┌──

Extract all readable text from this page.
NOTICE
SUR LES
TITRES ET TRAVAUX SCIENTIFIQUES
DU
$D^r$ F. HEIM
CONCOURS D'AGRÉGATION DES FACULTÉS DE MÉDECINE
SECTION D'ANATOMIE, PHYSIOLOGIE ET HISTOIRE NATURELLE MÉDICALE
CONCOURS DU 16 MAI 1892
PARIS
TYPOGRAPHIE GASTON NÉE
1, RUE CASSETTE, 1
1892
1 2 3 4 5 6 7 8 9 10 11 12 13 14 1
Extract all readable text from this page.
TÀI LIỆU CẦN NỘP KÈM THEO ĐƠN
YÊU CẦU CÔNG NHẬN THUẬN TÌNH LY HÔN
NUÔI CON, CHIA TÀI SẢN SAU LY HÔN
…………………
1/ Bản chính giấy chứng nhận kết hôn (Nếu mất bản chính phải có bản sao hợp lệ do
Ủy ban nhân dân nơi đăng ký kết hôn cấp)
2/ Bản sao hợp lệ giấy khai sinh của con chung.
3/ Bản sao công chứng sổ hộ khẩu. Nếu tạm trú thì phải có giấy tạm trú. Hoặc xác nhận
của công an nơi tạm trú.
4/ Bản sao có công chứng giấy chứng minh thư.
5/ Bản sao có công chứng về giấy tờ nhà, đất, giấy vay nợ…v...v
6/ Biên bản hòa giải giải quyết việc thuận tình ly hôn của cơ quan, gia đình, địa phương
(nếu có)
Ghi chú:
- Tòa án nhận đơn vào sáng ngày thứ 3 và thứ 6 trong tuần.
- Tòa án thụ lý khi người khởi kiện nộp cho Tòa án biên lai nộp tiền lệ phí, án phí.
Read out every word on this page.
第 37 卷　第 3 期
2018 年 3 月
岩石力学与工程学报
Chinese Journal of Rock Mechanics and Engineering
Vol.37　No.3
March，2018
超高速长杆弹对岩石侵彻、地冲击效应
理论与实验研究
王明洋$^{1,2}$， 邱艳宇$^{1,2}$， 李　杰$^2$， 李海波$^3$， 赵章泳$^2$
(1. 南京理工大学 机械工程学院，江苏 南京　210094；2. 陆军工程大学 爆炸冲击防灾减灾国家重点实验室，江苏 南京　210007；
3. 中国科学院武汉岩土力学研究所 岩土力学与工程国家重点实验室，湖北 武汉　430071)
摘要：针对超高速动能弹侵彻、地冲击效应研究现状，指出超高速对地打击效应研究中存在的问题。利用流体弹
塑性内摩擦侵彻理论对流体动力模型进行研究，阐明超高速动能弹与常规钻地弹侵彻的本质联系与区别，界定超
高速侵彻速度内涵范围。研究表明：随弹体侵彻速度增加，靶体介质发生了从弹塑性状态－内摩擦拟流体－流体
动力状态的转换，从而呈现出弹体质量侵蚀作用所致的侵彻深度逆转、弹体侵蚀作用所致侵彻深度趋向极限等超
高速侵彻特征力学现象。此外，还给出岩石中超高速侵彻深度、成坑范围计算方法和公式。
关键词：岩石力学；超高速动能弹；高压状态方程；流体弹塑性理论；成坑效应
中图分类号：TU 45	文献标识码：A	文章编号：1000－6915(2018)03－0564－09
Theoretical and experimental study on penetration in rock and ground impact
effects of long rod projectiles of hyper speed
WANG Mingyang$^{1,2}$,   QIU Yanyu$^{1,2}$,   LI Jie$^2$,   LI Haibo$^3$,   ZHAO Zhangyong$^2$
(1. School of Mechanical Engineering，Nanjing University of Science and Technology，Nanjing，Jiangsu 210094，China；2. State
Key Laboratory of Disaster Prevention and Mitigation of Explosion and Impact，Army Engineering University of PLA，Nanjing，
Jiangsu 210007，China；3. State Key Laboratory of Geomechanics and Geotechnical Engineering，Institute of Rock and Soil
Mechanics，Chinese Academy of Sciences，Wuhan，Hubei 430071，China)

└──

_Directions_. Gather all lines of the records that include the word "Jiangsu".

_Correct output_.
(1. School of Mechanical Engineering，Nanjing University of Science and Technology，Nanjing，Jiangsu 210094，China；2. State
Jiangsu 210007，China；3. State Key Laboratory of Geomechanics and Geotechnical Engineering，Institute of Rock and Soil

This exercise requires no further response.